(ENTRIES SUPPLIED):
########################################

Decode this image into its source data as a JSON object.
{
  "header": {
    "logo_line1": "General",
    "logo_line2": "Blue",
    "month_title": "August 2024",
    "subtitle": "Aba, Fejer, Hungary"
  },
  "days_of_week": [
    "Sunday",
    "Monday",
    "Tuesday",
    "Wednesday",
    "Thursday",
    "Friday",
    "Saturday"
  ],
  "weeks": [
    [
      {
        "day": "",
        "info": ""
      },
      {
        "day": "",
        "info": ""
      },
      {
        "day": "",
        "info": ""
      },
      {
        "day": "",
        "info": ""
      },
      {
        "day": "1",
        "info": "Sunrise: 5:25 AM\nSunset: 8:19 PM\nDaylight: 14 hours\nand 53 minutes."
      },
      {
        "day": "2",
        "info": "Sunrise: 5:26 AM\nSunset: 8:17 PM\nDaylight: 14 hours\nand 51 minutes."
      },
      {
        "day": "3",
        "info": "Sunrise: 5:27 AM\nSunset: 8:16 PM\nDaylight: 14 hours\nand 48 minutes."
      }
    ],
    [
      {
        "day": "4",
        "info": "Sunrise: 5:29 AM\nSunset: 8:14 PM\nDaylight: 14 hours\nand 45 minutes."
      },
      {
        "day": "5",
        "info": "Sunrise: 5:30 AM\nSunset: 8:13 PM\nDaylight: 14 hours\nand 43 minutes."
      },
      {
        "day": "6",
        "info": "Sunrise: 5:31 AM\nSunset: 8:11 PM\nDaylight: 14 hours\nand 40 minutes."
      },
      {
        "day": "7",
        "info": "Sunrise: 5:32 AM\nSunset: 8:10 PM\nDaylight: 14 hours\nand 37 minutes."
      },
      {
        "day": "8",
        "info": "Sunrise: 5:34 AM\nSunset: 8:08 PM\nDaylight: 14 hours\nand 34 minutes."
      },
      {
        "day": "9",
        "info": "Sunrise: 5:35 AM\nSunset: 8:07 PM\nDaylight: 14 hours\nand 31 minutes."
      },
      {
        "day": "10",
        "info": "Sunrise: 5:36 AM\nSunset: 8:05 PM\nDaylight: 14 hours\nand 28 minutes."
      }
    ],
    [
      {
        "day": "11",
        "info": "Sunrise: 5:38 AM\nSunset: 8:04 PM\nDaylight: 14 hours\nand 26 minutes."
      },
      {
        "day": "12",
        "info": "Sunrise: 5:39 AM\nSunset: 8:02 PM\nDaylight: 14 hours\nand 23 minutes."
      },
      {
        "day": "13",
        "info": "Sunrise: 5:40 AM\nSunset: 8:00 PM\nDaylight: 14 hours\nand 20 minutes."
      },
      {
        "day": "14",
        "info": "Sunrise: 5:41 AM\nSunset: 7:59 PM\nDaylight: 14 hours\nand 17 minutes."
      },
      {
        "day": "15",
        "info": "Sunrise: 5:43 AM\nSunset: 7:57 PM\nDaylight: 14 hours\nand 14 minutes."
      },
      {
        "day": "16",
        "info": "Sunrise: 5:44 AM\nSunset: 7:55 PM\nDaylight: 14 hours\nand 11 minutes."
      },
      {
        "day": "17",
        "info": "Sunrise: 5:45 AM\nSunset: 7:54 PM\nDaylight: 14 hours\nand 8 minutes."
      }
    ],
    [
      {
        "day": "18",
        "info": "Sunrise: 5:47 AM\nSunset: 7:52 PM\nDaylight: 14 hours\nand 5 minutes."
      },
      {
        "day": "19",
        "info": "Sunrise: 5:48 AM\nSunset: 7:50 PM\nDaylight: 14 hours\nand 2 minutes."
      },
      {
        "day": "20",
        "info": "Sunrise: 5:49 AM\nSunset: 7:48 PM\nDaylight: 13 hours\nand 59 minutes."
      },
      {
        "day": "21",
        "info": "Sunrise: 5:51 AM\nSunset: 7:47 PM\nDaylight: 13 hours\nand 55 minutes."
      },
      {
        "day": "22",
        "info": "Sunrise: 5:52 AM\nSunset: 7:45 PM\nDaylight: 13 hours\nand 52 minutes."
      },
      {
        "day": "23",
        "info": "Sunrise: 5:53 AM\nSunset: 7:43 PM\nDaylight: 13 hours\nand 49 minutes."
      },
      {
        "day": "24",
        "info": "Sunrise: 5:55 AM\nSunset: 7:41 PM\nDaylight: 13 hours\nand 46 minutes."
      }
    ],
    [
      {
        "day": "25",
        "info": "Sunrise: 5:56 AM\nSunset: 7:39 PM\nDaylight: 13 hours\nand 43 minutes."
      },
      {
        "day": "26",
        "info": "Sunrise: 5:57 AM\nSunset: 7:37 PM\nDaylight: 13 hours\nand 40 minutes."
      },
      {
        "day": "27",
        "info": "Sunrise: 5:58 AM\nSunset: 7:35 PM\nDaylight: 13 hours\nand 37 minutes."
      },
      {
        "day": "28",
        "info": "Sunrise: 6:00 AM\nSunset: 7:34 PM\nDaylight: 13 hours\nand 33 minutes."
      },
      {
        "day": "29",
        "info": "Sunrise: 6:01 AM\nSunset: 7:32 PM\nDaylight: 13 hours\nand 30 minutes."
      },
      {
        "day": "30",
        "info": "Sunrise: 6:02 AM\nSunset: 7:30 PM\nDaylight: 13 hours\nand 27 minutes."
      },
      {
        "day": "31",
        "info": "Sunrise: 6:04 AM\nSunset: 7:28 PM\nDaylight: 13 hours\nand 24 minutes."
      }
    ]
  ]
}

########################################

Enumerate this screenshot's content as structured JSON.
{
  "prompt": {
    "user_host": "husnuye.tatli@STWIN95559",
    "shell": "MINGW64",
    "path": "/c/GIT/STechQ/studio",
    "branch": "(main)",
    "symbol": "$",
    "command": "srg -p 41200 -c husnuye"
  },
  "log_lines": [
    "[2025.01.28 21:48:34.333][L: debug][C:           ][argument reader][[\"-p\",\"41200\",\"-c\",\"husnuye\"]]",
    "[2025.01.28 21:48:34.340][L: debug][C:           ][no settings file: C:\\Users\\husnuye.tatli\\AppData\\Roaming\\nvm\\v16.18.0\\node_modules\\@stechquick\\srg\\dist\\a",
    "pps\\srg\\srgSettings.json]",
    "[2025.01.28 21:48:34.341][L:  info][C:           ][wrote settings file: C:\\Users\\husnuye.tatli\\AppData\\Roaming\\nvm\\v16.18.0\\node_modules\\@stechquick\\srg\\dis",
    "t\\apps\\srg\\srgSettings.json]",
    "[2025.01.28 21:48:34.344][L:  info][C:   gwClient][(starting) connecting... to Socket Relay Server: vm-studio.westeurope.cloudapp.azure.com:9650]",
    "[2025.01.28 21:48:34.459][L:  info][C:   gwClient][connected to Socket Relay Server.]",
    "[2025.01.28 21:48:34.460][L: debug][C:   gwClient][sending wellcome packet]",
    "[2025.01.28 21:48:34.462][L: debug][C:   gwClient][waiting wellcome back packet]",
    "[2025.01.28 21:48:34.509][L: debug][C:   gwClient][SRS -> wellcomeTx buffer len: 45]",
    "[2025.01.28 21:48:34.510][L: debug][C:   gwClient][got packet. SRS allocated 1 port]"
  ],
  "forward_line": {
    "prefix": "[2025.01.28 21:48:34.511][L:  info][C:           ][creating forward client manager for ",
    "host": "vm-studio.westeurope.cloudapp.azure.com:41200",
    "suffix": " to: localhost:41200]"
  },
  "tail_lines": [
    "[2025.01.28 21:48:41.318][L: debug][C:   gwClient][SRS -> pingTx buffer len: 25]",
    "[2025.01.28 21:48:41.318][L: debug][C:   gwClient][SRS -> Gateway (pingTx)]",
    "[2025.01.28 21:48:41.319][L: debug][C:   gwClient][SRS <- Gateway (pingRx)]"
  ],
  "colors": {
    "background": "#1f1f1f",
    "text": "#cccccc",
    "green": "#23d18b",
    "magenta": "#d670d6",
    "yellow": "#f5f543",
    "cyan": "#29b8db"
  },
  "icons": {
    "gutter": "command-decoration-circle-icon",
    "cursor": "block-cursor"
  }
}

########################################

(BRIEF): Go through the listing above and report how many of its lines contain the word "tatli", with only the number as output.

(REPLY TO THE EXERCISE): 3